─── Data supplied
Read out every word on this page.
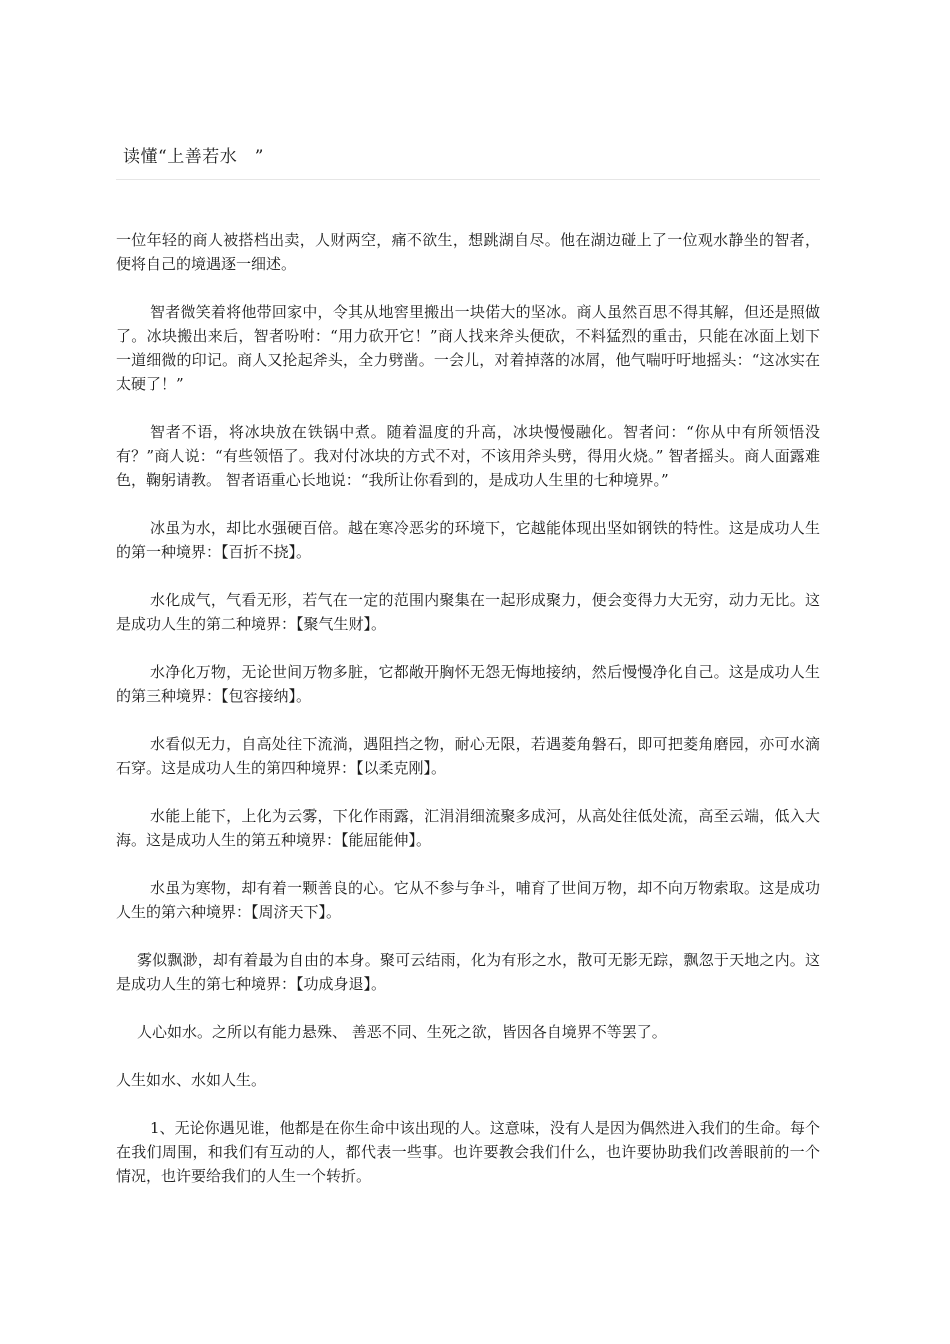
读懂“上善若水　”

一位年轻的商人被搭档出卖，人财两空，痛不欲生，想跳湖自尽。他在湖边碰上了一位观水静坐的智者，便将自己的境遇逐一细述。

智者微笑着将他带回家中，令其从地窖里搬出一块偌大的坚冰。商人虽然百思不得其解，但还是照做了。冰块搬出来后，智者吩咐：“用力砍开它！”商人找来斧头便砍，不料猛烈的重击，只能在冰面上划下一道细微的印记。商人又抡起斧头，全力劈凿。一会儿，对着掉落的冰屑，他气喘吁吁地摇头：“这冰实在太硬了！”

智者不语，将冰块放在铁锅中煮。随着温度的升高，冰块慢慢融化。智者问：“你从中有所领悟没有？”商人说：“有些领悟了。我对付冰块的方式不对，不该用斧头劈，得用火烧。” 智者摇头。商人面露难色，鞠躬请教。 智者语重心长地说：“我所让你看到的，是成功人生里的七种境界。”

冰虽为水，却比水强硬百倍。越在寒冷恶劣的环境下，它越能体现出坚如钢铁的特性。这是成功人生的第一种境界：【百折不挠】。

水化成气，气看无形，若气在一定的范围内聚集在一起形成聚力，便会变得力大无穷，动力无比。这是成功人生的第二种境界：【聚气生财】。

水净化万物，无论世间万物多脏，它都敞开胸怀无怨无悔地接纳，然后慢慢净化自己。这是成功人生的第三种境界：【包容接纳】。

水看似无力，自高处往下流淌，遇阻挡之物，耐心无限，若遇菱角磐石，即可把菱角磨园，亦可水滴石穿。这是成功人生的第四种境界：【以柔克刚】。

水能上能下，上化为云雾，下化作雨露，汇涓涓细流聚多成河，从高处往低处流，高至云端，低入大海。这是成功人生的第五种境界：【能屈能伸】。

水虽为寒物，却有着一颗善良的心。它从不参与争斗，哺育了世间万物，却不向万物索取。这是成功人生的第六种境界：【周济天下】。

雾似飘渺，却有着最为自由的本身。聚可云结雨，化为有形之水，散可无影无踪，飘忽于天地之内。这是成功人生的第七种境界：【功成身退】。

人心如水。之所以有能力悬殊、 善恶不同、生死之欲，皆因各自境界不等罢了。

人生如水、水如人生。

1、无论你遇见谁，他都是在你生命中该出现的人。这意味，没有人是因为偶然进入我们的生命。每个在我们周围，和我们有互动的人，都代表一些事。也许要教会我们什么，也许要协助我们改善眼前的一个情况，也许要给我们的人生一个转折。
──────
--- The problem ---
Every line is to be duplicated exactly, though pictures stay out.

--- Task response ---
Read out every word on this page.
读懂“上善若水　”

一位年轻的商人被搭档出卖，人财两空，痛不欲生，想跳湖自尽。他在湖边碰上了一位观水静坐的智者，便将自己的境遇逐一细述。

智者微笑着将他带回家中，令其从地窖里搬出一块偌大的坚冰。商人虽然百思不得其解，但还是照做了。冰块搬出来后，智者吩咐：“用力砍开它！”商人找来斧头便砍，不料猛烈的重击，只能在冰面上划下一道细微的印记。商人又抡起斧头，全力劈凿。一会儿，对着掉落的冰屑，他气喘吁吁地摇头：“这冰实在太硬了！”

智者不语，将冰块放在铁锅中煮。随着温度的升高，冰块慢慢融化。智者问：“你从中有所领悟没有？”商人说：“有些领悟了。我对付冰块的方式不对，不该用斧头劈，得用火烧。” 智者摇头。商人面露难色，鞠躬请教。 智者语重心长地说：“我所让你看到的，是成功人生里的七种境界。”

冰虽为水，却比水强硬百倍。越在寒冷恶劣的环境下，它越能体现出坚如钢铁的特性。这是成功人生的第一种境界：【百折不挠】。

水化成气，气看无形，若气在一定的范围内聚集在一起形成聚力，便会变得力大无穷，动力无比。这是成功人生的第二种境界：【聚气生财】。

水净化万物，无论世间万物多脏，它都敞开胸怀无怨无悔地接纳，然后慢慢净化自己。这是成功人生的第三种境界：【包容接纳】。

水看似无力，自高处往下流淌，遇阻挡之物，耐心无限，若遇菱角磐石，即可把菱角磨园，亦可水滴石穿。这是成功人生的第四种境界：【以柔克刚】。

水能上能下，上化为云雾，下化作雨露，汇涓涓细流聚多成河，从高处往低处流，高至云端，低入大海。这是成功人生的第五种境界：【能屈能伸】。

水虽为寒物，却有着一颗善良的心。它从不参与争斗，哺育了世间万物，却不向万物索取。这是成功人生的第六种境界：【周济天下】。

雾似飘渺，却有着最为自由的本身。聚可云结雨，化为有形之水，散可无影无踪，飘忽于天地之内。这是成功人生的第七种境界：【功成身退】。

人心如水。之所以有能力悬殊、 善恶不同、生死之欲，皆因各自境界不等罢了。

人生如水、水如人生。

1、无论你遇见谁，他都是在你生命中该出现的人。这意味，没有人是因为偶然进入我们的生命。每个在我们周围，和我们有互动的人，都代表一些事。也许要教会我们什么，也许要协助我们改善眼前的一个情况，也许要给我们的人生一个转折。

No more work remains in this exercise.